Stored records

——

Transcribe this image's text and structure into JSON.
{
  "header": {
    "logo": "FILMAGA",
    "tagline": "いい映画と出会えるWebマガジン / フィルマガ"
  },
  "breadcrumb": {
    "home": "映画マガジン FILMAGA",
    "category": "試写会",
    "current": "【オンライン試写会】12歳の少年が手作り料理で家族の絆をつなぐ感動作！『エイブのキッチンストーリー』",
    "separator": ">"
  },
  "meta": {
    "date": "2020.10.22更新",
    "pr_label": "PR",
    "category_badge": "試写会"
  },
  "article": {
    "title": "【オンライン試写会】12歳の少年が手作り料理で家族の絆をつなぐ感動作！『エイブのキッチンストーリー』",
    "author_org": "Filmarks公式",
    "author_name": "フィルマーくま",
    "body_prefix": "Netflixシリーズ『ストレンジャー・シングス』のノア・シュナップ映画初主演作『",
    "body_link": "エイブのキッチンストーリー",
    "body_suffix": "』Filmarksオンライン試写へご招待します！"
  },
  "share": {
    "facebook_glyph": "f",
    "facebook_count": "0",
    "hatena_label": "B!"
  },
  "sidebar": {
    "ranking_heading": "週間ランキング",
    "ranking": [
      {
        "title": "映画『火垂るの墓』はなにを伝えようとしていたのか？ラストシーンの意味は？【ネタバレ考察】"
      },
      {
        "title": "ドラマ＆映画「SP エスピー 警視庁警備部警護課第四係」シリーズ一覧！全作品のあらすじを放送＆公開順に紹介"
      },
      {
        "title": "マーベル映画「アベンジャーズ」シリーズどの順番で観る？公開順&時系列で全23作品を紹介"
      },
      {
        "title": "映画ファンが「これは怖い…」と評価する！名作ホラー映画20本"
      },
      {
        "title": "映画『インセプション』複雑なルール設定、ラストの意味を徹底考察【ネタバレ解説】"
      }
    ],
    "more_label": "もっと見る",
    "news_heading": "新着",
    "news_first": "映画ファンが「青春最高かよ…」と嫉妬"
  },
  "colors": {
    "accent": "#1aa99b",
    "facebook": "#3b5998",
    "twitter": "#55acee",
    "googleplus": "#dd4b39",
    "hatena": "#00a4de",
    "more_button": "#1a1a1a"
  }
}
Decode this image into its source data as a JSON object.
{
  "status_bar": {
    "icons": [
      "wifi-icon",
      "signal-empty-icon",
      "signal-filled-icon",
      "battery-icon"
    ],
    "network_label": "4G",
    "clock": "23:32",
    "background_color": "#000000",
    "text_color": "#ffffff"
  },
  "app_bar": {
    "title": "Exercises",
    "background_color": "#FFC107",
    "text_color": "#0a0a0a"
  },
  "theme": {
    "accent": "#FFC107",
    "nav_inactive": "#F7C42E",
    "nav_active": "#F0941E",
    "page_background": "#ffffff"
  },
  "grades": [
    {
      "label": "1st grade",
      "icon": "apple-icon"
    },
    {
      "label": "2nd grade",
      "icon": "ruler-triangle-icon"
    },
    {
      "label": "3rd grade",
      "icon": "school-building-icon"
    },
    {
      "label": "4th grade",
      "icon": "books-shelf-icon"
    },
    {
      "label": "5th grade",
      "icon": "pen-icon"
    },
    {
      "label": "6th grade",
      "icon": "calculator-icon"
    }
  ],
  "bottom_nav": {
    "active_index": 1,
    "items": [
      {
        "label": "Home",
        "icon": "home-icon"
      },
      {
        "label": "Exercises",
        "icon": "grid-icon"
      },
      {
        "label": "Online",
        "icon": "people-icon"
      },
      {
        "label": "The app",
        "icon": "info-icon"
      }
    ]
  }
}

——

Task prompt » Retype every entry above, word for word.

Output for this exercise »
Transcribe this image's text and structure into JSON.
{
  "header": {
    "logo": "FILMAGA",
    "tagline": "いい映画と出会えるWebマガジン / フィルマガ"
  },
  "breadcrumb": {
    "home": "映画マガジン FILMAGA",
    "category": "試写会",
    "current": "【オンライン試写会】12歳の少年が手作り料理で家族の絆をつなぐ感動作！『エイブのキッチンストーリー』",
    "separator": ">"
  },
  "meta": {
    "date": "2020.10.22更新",
    "pr_label": "PR",
    "category_badge": "試写会"
  },
  "article": {
    "title": "【オンライン試写会】12歳の少年が手作り料理で家族の絆をつなぐ感動作！『エイブのキッチンストーリー』",
    "author_org": "Filmarks公式",
    "author_name": "フィルマーくま",
    "body_prefix": "Netflixシリーズ『ストレンジャー・シングス』のノア・シュナップ映画初主演作『",
    "body_link": "エイブのキッチンストーリー",
    "body_suffix": "』Filmarksオンライン試写へご招待します！"
  },
  "share": {
    "facebook_glyph": "f",
    "facebook_count": "0",
    "hatena_label": "B!"
  },
  "sidebar": {
    "ranking_heading": "週間ランキング",
    "ranking": [
      {
        "title": "映画『火垂るの墓』はなにを伝えようとしていたのか？ラストシーンの意味は？【ネタバレ考察】"
      },
      {
        "title": "ドラマ＆映画「SP エスピー 警視庁警備部警護課第四係」シリーズ一覧！全作品のあらすじを放送＆公開順に紹介"
      },
      {
        "title": "マーベル映画「アベンジャーズ」シリーズどの順番で観る？公開順&時系列で全23作品を紹介"
      },
      {
        "title": "映画ファンが「これは怖い…」と評価する！名作ホラー映画20本"
      },
      {
        "title": "映画『インセプション』複雑なルール設定、ラストの意味を徹底考察【ネタバレ解説】"
      }
    ],
    "more_label": "もっと見る",
    "news_heading": "新着",
    "news_first": "映画ファンが「青春最高かよ…」と嫉妬"
  },
  "colors": {
    "accent": "#1aa99b",
    "facebook": "#3b5998",
    "twitter": "#55acee",
    "googleplus": "#dd4b39",
    "hatena": "#00a4de",
    "more_button": "#1a1a1a"
  }
}
Decode this image into its source data as a JSON object.
{
  "status_bar": {
    "icons": [
      "wifi-icon",
      "signal-empty-icon",
      "signal-filled-icon",
      "battery-icon"
    ],
    "network_label": "4G",
    "clock": "23:32",
    "background_color": "#000000",
    "text_color": "#ffffff"
  },
  "app_bar": {
    "title": "Exercises",
    "background_color": "#FFC107",
    "text_color": "#0a0a0a"
  },
  "theme": {
    "accent": "#FFC107",
    "nav_inactive": "#F7C42E",
    "nav_active": "#F0941E",
    "page_background": "#ffffff"
  },
  "grades": [
    {
      "label": "1st grade",
      "icon": "apple-icon"
    },
    {
      "label": "2nd grade",
      "icon": "ruler-triangle-icon"
    },
    {
      "label": "3rd grade",
      "icon": "school-building-icon"
    },
    {
      "label": "4th grade",
      "icon": "books-shelf-icon"
    },
    {
      "label": "5th grade",
      "icon": "pen-icon"
    },
    {
      "label": "6th grade",
      "icon": "calculator-icon"
    }
  ],
  "bottom_nav": {
    "active_index": 1,
    "items": [
      {
        "label": "Home",
        "icon": "home-icon"
      },
      {
        "label": "Exercises",
        "icon": "grid-icon"
      },
      {
        "label": "Online",
        "icon": "people-icon"
      },
      {
        "label": "The app",
        "icon": "info-icon"
      }
    ]
  }
}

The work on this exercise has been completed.